### DIRECTIONS
Go through the listing and pick out each line with the word "grid" in it.

### DATA FOR THE TASK

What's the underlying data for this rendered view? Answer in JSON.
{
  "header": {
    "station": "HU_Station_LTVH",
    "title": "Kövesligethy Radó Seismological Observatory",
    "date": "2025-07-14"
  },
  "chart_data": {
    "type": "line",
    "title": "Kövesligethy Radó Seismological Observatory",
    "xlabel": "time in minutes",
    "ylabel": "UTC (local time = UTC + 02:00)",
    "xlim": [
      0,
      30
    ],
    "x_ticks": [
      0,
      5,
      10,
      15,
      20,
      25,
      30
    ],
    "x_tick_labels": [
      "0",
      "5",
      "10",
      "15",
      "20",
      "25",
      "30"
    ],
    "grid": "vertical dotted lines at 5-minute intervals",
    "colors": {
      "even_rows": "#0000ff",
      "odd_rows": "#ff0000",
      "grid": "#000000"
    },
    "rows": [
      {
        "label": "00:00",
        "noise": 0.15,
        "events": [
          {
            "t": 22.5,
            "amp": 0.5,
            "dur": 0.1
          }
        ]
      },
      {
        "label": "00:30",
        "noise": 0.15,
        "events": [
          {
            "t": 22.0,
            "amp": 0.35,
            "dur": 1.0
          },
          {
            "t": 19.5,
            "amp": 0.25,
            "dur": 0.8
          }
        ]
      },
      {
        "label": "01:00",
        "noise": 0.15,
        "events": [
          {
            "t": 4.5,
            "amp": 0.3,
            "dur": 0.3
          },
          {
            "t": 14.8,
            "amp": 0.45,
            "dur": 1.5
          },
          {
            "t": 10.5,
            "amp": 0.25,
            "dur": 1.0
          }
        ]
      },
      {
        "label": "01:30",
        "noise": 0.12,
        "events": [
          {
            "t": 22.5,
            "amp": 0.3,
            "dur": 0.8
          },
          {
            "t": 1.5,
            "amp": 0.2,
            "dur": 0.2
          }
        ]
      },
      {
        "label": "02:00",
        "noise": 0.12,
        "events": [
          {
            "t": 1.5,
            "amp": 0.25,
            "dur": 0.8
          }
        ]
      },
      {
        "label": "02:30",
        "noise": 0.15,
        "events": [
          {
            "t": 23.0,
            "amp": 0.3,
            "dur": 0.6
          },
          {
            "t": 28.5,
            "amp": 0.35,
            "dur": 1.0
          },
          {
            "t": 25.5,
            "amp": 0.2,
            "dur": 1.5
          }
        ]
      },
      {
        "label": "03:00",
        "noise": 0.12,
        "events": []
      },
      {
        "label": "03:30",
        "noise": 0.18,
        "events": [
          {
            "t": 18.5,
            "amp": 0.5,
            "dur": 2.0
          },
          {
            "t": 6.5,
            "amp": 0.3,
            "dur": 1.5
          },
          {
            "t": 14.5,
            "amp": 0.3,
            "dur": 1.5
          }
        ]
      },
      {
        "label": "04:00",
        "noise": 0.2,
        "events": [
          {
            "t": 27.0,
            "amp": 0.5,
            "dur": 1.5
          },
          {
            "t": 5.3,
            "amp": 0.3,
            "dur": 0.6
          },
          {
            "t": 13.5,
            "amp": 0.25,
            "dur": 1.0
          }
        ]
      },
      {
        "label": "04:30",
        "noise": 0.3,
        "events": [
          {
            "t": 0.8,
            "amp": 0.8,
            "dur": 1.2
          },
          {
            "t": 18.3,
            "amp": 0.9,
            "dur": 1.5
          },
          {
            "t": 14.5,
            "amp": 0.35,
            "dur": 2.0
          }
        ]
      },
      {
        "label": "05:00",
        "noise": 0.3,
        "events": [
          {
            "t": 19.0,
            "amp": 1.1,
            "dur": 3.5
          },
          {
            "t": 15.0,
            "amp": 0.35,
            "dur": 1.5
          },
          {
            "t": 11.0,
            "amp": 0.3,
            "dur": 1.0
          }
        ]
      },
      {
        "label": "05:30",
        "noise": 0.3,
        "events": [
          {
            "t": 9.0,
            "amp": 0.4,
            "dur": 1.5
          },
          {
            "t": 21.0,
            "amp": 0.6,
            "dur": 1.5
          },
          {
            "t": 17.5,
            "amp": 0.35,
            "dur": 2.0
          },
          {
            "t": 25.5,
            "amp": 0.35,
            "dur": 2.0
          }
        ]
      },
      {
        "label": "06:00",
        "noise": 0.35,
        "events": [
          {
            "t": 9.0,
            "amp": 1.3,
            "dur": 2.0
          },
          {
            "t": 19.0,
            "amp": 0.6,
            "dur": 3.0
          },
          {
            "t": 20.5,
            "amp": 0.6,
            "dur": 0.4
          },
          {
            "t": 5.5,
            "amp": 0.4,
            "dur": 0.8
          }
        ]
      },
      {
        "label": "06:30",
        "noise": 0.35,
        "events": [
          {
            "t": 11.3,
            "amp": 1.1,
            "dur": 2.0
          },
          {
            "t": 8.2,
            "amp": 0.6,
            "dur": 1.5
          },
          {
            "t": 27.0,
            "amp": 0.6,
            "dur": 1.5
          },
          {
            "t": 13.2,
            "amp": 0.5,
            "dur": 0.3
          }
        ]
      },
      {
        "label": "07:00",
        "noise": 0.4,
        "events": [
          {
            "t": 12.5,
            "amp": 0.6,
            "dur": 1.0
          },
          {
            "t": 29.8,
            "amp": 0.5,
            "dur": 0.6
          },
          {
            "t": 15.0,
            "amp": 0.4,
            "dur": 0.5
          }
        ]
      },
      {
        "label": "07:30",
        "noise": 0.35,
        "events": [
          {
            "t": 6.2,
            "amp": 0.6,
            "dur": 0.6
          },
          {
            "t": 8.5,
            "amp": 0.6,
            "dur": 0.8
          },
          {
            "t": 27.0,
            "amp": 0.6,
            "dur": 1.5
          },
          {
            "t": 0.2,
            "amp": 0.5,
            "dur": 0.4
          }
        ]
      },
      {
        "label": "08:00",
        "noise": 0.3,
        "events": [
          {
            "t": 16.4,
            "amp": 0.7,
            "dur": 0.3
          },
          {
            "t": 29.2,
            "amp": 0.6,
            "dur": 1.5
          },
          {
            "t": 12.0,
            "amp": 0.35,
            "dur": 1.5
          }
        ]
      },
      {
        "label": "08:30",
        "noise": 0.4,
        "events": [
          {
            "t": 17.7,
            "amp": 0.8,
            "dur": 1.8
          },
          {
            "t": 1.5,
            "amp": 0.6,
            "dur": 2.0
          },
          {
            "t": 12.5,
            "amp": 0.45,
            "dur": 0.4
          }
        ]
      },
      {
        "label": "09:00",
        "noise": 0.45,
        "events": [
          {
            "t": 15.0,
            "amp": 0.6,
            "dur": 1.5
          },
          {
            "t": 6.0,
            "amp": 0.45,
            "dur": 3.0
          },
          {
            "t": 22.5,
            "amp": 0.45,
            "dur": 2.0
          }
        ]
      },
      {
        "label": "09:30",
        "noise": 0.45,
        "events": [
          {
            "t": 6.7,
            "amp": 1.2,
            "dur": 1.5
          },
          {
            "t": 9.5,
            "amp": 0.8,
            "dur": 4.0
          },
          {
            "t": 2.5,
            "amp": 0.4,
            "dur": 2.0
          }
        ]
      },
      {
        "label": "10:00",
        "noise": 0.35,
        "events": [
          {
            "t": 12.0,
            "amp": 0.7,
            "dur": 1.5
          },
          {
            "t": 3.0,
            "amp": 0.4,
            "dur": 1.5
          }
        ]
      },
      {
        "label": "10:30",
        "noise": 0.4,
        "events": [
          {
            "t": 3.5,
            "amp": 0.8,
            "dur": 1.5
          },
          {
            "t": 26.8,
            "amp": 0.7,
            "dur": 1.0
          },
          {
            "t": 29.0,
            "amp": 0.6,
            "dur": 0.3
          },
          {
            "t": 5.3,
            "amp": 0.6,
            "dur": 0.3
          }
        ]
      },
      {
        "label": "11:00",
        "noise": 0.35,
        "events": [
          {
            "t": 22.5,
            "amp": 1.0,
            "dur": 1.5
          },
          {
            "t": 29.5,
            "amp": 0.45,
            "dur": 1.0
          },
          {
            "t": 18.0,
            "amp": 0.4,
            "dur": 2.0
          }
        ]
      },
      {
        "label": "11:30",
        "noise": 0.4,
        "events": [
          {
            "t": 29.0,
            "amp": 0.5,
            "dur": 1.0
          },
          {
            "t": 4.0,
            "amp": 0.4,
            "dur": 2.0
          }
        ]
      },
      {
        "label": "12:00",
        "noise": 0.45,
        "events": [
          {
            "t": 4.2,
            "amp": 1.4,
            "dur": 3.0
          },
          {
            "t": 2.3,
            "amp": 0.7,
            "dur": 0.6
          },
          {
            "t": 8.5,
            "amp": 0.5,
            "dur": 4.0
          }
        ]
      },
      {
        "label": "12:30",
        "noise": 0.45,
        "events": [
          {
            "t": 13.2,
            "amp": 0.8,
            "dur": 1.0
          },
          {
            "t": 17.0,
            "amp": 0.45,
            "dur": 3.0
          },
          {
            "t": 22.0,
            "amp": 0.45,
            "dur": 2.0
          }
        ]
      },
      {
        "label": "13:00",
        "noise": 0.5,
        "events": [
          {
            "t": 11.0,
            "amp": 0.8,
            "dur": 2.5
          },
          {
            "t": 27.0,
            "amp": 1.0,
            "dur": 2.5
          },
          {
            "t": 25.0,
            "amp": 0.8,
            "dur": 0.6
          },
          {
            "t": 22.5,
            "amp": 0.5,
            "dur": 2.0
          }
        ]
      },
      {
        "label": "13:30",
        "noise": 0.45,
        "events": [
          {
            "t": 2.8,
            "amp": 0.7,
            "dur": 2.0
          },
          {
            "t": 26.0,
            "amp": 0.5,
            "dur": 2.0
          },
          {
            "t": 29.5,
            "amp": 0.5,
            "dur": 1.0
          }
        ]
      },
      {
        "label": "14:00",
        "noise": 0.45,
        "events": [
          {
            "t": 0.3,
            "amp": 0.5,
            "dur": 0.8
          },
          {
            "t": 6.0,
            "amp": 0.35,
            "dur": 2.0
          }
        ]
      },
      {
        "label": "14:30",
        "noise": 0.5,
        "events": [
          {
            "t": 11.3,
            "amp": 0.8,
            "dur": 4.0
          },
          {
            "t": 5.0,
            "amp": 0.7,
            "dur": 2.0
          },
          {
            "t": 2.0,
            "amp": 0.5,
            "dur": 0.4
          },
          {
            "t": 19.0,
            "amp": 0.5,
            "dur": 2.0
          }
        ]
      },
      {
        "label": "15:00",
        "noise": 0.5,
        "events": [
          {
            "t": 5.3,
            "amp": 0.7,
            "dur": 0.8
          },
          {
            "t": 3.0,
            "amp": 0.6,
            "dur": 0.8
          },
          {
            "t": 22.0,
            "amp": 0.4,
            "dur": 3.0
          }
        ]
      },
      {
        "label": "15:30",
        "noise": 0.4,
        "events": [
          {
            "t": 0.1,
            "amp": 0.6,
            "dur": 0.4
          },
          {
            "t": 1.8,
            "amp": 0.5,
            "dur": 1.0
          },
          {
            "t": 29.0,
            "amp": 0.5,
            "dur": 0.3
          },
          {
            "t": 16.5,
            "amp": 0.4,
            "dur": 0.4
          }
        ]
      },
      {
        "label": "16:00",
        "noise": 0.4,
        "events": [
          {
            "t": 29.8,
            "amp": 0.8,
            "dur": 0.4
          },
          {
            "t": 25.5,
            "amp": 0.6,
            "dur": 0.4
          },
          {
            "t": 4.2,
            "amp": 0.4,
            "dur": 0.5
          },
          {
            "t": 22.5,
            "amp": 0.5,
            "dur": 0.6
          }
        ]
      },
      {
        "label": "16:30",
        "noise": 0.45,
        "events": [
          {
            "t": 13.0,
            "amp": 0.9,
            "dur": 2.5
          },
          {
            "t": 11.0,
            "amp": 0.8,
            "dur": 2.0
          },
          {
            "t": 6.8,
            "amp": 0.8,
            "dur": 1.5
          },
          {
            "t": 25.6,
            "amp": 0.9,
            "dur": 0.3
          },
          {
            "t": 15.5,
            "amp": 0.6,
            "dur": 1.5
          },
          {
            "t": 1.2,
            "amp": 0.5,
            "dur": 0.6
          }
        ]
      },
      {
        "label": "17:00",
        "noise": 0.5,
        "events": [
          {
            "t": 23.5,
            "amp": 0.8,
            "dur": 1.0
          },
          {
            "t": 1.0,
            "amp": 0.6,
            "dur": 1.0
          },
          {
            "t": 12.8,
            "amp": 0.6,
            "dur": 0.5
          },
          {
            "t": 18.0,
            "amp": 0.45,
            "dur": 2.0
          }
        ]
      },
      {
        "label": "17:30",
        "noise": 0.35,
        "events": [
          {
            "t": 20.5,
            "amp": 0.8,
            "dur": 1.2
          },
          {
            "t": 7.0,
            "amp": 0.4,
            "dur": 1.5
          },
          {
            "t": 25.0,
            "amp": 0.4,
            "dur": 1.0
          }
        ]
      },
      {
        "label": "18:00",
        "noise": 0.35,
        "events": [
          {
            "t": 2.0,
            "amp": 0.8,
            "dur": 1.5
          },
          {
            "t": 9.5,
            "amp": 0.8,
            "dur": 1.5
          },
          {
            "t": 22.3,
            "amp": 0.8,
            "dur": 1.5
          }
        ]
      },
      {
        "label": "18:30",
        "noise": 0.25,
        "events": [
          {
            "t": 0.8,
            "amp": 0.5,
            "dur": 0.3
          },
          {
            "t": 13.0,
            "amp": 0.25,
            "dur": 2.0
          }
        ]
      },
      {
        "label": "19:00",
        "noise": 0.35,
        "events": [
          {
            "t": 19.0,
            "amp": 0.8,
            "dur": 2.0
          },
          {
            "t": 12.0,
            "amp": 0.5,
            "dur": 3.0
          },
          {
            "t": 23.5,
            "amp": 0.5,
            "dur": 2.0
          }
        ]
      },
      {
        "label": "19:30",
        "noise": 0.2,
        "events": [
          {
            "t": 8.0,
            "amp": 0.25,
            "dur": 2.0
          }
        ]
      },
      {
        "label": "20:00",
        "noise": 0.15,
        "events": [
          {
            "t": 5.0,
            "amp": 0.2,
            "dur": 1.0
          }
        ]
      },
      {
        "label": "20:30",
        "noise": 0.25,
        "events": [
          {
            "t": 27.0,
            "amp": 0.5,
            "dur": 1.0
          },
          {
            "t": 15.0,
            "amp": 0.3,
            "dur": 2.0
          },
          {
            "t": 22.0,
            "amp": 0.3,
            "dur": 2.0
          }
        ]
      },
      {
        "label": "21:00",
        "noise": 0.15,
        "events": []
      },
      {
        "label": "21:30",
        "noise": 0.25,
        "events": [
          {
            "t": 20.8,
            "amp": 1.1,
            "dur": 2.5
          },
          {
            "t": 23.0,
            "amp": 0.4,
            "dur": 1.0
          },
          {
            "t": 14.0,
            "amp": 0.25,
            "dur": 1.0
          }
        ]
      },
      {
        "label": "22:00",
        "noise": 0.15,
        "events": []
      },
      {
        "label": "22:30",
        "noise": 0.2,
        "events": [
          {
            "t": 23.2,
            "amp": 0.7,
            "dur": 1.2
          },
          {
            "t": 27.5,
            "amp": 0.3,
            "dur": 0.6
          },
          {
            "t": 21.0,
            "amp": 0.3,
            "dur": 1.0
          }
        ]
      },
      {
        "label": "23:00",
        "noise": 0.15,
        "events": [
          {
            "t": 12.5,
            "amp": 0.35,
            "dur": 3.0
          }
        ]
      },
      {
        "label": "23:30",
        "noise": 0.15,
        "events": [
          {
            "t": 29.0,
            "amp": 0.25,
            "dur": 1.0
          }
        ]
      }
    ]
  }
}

### THE RESULT
    "grid": "vertical dotted lines at 5-minute intervals",
      "grid": "#000000"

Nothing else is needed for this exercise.